- _Available data_:
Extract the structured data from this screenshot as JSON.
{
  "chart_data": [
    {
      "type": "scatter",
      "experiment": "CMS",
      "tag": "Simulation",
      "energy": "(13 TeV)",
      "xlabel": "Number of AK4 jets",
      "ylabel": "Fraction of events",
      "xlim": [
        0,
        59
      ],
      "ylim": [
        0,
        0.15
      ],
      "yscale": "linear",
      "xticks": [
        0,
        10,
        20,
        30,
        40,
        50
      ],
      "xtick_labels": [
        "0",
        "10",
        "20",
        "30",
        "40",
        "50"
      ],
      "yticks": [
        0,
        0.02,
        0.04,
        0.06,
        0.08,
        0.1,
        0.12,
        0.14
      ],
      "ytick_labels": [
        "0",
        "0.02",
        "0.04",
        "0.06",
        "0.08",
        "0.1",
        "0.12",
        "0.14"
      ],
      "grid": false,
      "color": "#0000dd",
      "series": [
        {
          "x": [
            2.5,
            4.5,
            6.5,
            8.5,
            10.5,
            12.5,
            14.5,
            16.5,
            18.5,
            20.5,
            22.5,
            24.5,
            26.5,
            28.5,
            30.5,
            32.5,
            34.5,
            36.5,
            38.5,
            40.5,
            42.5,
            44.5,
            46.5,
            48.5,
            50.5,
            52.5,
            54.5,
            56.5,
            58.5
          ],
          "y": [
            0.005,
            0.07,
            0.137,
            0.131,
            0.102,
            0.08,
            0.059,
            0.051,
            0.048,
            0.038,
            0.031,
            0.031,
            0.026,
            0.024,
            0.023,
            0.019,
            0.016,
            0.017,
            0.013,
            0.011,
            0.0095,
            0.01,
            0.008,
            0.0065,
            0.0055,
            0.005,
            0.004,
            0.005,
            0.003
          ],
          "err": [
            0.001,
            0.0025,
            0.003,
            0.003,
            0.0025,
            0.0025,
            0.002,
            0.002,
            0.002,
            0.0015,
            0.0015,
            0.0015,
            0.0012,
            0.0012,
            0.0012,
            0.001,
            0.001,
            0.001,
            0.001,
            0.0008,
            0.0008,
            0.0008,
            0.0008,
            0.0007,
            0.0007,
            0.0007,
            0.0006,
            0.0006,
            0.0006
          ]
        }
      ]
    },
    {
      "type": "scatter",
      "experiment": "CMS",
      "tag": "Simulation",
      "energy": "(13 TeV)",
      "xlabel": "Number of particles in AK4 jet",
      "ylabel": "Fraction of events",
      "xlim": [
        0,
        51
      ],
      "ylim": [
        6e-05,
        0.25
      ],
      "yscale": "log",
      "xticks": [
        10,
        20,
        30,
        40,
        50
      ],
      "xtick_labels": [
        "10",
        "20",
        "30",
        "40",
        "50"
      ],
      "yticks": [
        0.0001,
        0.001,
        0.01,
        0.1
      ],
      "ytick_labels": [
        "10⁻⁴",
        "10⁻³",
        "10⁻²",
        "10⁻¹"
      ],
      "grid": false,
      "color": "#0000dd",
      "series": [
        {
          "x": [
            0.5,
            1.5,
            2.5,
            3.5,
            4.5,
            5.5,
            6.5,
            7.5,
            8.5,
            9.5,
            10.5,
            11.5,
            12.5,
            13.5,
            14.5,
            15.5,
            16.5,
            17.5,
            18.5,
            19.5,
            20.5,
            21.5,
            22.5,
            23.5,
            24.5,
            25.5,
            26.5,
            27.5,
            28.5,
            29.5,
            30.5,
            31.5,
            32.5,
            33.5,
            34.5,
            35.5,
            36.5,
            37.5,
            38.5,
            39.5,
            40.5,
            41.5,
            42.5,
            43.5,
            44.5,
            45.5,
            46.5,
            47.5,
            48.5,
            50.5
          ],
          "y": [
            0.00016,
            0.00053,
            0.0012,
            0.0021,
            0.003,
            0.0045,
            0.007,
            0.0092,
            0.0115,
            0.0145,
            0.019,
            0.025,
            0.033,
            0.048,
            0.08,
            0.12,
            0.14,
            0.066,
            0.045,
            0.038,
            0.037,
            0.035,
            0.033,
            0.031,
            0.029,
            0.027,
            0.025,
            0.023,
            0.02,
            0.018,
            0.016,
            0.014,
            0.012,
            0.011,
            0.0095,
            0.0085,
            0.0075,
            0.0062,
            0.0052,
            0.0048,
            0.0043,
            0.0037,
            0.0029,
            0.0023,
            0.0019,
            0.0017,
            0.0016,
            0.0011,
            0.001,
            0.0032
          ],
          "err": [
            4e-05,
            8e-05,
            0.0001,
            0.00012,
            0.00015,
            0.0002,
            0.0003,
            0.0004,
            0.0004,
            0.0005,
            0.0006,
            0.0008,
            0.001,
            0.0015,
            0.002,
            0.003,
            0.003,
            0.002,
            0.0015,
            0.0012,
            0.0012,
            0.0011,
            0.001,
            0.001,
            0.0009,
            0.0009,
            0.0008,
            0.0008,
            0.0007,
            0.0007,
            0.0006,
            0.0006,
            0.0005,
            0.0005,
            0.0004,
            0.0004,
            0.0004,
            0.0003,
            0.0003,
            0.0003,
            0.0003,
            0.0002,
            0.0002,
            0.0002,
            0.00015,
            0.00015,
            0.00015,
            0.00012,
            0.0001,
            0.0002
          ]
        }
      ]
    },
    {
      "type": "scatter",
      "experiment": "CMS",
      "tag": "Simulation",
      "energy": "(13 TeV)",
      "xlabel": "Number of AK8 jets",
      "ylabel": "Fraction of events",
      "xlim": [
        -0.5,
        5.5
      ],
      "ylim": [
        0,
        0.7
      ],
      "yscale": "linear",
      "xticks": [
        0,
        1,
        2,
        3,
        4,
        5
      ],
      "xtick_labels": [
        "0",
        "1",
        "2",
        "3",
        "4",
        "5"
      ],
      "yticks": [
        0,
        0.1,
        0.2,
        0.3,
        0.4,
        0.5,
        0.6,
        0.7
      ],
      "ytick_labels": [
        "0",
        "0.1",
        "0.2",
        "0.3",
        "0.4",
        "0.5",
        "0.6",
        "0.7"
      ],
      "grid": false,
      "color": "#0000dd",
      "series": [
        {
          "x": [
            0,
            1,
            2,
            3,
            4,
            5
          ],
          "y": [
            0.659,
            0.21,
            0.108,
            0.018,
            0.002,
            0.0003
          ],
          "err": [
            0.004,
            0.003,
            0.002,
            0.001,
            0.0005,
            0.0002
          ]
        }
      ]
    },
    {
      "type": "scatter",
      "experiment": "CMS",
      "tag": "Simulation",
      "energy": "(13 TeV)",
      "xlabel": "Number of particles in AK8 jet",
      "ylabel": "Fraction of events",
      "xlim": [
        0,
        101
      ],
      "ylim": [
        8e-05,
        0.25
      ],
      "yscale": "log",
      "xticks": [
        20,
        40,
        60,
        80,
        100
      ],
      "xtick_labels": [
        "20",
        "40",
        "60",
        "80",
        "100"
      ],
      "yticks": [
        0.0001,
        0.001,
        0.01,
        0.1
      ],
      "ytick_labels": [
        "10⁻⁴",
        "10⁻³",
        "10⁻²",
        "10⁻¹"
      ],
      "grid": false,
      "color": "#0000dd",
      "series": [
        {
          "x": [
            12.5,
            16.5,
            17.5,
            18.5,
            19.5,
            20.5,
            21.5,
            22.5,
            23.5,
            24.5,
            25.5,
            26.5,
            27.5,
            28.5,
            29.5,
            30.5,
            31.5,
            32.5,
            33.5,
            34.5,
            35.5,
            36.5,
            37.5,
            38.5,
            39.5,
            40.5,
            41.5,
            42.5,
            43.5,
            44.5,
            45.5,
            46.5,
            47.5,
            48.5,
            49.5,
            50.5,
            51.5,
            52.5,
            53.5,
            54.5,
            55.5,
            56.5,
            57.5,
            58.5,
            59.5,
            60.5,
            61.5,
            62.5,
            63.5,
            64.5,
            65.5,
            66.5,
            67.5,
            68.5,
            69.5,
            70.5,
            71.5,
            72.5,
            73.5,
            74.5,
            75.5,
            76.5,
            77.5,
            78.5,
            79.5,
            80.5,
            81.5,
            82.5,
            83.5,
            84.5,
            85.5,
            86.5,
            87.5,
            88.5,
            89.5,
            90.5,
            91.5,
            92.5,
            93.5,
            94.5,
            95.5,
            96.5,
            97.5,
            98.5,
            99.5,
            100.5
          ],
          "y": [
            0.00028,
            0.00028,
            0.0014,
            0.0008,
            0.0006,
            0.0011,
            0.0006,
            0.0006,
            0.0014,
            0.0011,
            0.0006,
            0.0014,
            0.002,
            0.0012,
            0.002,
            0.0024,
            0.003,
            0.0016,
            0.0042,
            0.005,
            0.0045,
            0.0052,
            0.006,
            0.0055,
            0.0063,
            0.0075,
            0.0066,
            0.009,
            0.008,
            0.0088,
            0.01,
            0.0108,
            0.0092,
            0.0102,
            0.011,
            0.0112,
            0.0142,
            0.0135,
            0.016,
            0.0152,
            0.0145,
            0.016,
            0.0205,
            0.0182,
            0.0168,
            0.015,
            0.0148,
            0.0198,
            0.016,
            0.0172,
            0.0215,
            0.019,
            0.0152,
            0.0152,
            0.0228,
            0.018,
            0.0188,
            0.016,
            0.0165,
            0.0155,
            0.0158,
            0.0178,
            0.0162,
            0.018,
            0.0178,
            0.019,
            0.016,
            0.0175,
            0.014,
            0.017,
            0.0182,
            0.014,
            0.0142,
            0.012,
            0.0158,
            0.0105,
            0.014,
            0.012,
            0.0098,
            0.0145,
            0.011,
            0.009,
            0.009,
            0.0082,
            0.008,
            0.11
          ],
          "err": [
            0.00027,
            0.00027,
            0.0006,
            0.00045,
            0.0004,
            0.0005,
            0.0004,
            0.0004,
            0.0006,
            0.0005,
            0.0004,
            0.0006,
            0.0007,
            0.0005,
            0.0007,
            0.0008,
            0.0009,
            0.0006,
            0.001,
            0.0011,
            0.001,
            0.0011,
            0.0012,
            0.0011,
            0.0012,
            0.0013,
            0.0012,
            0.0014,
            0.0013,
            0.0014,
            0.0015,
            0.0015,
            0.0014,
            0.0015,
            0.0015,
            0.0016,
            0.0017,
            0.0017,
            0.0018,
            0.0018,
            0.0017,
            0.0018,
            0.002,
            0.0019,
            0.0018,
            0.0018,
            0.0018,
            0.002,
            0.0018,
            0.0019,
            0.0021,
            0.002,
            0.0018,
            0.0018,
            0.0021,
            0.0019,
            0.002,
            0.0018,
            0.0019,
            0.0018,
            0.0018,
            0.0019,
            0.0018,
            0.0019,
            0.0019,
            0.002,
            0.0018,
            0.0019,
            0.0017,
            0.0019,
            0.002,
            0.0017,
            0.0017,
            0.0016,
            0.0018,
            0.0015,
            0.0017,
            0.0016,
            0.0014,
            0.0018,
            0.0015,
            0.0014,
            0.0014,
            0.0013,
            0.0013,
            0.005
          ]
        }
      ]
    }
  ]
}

- _Exercise goal_:
Note how many lines of the material contain the string "xlabel". Then report that number by itself.

- _Written reply_:
4